Set task: Go through the entries below and write each one out exactly.

Material shown:
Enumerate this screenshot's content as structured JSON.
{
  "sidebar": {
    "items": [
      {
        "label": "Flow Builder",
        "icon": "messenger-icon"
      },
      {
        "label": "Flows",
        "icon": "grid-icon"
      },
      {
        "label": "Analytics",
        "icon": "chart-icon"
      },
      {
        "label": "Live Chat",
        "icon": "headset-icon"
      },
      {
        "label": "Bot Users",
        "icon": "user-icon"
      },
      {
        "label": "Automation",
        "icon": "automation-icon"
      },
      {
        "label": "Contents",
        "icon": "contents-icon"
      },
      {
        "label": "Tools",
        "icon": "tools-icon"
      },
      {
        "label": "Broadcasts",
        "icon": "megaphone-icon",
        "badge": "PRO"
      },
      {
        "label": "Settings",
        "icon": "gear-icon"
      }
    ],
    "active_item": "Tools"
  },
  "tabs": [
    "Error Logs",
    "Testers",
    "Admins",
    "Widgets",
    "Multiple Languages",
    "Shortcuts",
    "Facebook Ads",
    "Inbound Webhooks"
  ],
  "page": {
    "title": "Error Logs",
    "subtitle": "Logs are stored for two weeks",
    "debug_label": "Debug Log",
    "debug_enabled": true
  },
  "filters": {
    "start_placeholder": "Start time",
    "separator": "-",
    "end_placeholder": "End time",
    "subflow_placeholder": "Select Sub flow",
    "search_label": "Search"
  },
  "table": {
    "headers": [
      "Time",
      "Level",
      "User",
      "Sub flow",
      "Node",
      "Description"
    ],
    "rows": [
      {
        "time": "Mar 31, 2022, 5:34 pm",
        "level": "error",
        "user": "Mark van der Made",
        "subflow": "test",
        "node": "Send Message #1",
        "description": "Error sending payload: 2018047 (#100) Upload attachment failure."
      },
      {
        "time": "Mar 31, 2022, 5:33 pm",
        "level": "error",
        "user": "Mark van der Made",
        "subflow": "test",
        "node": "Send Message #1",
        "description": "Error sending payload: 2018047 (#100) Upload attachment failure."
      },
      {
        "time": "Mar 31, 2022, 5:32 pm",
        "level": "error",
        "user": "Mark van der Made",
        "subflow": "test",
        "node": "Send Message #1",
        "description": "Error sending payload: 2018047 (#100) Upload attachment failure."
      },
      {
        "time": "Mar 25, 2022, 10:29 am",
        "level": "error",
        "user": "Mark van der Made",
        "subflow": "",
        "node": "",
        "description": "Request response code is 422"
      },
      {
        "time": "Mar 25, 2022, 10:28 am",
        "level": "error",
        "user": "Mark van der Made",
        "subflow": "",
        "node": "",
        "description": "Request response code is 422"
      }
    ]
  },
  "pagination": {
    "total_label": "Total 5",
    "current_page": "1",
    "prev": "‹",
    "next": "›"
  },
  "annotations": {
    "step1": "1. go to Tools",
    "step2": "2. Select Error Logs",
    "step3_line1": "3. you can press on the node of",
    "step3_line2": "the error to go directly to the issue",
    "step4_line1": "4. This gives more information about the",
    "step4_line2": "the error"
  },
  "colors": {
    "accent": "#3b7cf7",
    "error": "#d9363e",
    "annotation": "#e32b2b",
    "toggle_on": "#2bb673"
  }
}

Output:
Enumerate this screenshot's content as structured JSON.
{
  "sidebar": {
    "items": [
      {
        "label": "Flow Builder",
        "icon": "messenger-icon"
      },
      {
        "label": "Flows",
        "icon": "grid-icon"
      },
      {
        "label": "Analytics",
        "icon": "chart-icon"
      },
      {
        "label": "Live Chat",
        "icon": "headset-icon"
      },
      {
        "label": "Bot Users",
        "icon": "user-icon"
      },
      {
        "label": "Automation",
        "icon": "automation-icon"
      },
      {
        "label": "Contents",
        "icon": "contents-icon"
      },
      {
        "label": "Tools",
        "icon": "tools-icon"
      },
      {
        "label": "Broadcasts",
        "icon": "megaphone-icon",
        "badge": "PRO"
      },
      {
        "label": "Settings",
        "icon": "gear-icon"
      }
    ],
    "active_item": "Tools"
  },
  "tabs": [
    "Error Logs",
    "Testers",
    "Admins",
    "Widgets",
    "Multiple Languages",
    "Shortcuts",
    "Facebook Ads",
    "Inbound Webhooks"
  ],
  "page": {
    "title": "Error Logs",
    "subtitle": "Logs are stored for two weeks",
    "debug_label": "Debug Log",
    "debug_enabled": true
  },
  "filters": {
    "start_placeholder": "Start time",
    "separator": "-",
    "end_placeholder": "End time",
    "subflow_placeholder": "Select Sub flow",
    "search_label": "Search"
  },
  "table": {
    "headers": [
      "Time",
      "Level",
      "User",
      "Sub flow",
      "Node",
      "Description"
    ],
    "rows": [
      {
        "time": "Mar 31, 2022, 5:34 pm",
        "level": "error",
        "user": "Mark van der Made",
        "subflow": "test",
        "node": "Send Message #1",
        "description": "Error sending payload: 2018047 (#100) Upload attachment failure."
      },
      {
        "time": "Mar 31, 2022, 5:33 pm",
        "level": "error",
        "user": "Mark van der Made",
        "subflow": "test",
        "node": "Send Message #1",
        "description": "Error sending payload: 2018047 (#100) Upload attachment failure."
      },
      {
        "time": "Mar 31, 2022, 5:32 pm",
        "level": "error",
        "user": "Mark van der Made",
        "subflow": "test",
        "node": "Send Message #1",
        "description": "Error sending payload: 2018047 (#100) Upload attachment failure."
      },
      {
        "time": "Mar 25, 2022, 10:29 am",
        "level": "error",
        "user": "Mark van der Made",
        "subflow": "",
        "node": "",
        "description": "Request response code is 422"
      },
      {
        "time": "Mar 25, 2022, 10:28 am",
        "level": "error",
        "user": "Mark van der Made",
        "subflow": "",
        "node": "",
        "description": "Request response code is 422"
      }
    ]
  },
  "pagination": {
    "total_label": "Total 5",
    "current_page": "1",
    "prev": "‹",
    "next": "›"
  },
  "annotations": {
    "step1": "1. go to Tools",
    "step2": "2. Select Error Logs",
    "step3_line1": "3. you can press on the node of",
    "step3_line2": "the error to go directly to the issue",
    "step4_line1": "4. This gives more information about the",
    "step4_line2": "the error"
  },
  "colors": {
    "accent": "#3b7cf7",
    "error": "#d9363e",
    "annotation": "#e32b2b",
    "toggle_on": "#2bb673"
  }
}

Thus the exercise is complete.